"""

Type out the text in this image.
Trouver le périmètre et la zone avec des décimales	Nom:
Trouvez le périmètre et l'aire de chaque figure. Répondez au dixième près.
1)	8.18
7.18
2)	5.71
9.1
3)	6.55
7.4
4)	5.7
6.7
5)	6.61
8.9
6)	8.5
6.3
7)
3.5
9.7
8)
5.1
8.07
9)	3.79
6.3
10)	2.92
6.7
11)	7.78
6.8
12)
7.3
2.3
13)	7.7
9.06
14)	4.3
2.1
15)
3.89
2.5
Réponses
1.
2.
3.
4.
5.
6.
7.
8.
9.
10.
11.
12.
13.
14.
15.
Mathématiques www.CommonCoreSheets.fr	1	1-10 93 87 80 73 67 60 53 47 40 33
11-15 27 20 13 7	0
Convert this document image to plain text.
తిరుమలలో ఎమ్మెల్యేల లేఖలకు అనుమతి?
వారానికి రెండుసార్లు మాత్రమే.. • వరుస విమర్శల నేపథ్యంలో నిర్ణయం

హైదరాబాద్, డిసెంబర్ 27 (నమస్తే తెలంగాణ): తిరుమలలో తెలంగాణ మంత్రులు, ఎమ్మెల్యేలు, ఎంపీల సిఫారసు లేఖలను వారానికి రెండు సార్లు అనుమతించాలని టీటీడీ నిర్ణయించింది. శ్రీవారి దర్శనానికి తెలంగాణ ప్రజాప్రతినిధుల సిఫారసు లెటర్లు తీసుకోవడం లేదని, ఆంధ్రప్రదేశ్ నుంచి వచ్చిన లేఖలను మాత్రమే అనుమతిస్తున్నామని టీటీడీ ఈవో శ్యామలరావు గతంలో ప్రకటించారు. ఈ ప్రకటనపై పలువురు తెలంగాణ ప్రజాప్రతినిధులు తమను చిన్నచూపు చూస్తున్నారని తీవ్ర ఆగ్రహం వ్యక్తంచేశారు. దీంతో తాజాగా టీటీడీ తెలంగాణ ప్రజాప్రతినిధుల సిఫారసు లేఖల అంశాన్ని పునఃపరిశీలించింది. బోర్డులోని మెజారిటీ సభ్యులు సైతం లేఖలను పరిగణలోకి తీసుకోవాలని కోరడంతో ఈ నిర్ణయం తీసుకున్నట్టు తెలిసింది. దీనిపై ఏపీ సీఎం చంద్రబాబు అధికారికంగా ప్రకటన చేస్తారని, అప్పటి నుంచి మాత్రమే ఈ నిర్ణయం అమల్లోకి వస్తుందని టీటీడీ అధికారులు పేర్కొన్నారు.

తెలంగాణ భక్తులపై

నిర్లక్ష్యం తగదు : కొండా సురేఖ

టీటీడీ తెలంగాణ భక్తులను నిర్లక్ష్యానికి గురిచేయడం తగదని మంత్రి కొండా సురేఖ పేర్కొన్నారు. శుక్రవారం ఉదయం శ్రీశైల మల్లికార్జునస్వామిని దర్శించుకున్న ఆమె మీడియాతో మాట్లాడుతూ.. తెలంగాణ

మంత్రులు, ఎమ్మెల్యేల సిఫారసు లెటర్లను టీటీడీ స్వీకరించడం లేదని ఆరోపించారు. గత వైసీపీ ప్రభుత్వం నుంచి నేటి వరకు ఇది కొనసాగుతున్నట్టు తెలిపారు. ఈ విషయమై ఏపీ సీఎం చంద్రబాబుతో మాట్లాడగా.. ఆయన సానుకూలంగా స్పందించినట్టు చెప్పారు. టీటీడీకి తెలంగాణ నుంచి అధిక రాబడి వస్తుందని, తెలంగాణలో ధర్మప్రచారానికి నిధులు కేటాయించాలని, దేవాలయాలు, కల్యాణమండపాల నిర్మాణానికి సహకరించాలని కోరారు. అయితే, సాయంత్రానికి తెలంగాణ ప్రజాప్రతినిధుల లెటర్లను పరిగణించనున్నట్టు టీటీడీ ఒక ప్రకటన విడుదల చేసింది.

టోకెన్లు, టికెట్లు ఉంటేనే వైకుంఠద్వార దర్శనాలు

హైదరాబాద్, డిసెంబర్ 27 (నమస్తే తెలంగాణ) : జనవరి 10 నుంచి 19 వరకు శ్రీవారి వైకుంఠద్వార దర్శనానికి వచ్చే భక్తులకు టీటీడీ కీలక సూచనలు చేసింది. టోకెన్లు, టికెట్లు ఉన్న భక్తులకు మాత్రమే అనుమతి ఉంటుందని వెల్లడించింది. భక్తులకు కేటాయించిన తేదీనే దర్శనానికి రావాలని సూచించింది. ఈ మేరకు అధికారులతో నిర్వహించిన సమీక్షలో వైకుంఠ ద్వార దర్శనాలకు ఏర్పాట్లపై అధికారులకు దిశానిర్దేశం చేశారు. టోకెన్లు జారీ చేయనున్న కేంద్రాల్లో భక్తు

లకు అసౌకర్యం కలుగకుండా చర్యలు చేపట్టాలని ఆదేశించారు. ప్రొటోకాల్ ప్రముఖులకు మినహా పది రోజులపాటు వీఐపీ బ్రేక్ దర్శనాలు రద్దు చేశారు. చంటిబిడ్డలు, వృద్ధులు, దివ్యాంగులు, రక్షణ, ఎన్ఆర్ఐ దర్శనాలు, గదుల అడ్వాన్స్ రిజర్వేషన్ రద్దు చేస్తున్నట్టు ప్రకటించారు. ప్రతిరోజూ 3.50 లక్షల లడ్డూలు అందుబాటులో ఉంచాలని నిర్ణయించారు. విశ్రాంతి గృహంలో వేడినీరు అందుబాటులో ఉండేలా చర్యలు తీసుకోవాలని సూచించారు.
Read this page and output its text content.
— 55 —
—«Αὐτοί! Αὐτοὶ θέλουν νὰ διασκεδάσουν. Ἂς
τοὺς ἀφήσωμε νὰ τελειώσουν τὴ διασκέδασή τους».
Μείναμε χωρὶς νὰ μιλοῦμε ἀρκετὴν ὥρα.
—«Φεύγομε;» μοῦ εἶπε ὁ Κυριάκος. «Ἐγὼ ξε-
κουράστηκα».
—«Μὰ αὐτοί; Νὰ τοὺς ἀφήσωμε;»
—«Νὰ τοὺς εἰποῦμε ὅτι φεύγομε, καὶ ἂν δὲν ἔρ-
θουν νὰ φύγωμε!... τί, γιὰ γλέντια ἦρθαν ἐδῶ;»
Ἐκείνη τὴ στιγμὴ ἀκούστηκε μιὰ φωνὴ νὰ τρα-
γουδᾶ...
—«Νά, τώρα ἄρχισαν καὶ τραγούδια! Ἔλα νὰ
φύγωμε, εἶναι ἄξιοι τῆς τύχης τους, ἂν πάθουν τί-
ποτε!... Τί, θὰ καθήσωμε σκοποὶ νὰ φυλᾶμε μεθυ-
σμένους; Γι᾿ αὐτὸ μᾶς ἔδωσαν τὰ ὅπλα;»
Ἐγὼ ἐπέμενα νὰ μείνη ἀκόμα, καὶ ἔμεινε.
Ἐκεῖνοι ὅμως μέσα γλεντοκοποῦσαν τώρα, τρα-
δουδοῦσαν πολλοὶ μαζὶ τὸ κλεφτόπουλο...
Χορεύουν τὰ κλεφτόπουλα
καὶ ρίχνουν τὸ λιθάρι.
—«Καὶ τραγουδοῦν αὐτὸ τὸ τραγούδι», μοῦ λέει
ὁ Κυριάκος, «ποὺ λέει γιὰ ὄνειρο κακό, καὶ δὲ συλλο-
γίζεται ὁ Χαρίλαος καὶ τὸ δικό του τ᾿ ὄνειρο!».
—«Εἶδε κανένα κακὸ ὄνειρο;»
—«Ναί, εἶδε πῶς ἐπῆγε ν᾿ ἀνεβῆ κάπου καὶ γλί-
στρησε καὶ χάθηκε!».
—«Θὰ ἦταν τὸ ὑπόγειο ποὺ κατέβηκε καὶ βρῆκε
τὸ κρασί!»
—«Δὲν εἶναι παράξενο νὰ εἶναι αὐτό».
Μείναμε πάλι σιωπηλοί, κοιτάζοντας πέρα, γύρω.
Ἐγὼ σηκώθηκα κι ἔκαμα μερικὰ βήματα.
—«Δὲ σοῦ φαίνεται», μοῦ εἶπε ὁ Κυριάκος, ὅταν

"""

Look above for lines with the word "text" and copy them all.

-- Reply to the exercise --
Type out the text in this image.
Convert this document image to plain text.
Read this page and output its text content.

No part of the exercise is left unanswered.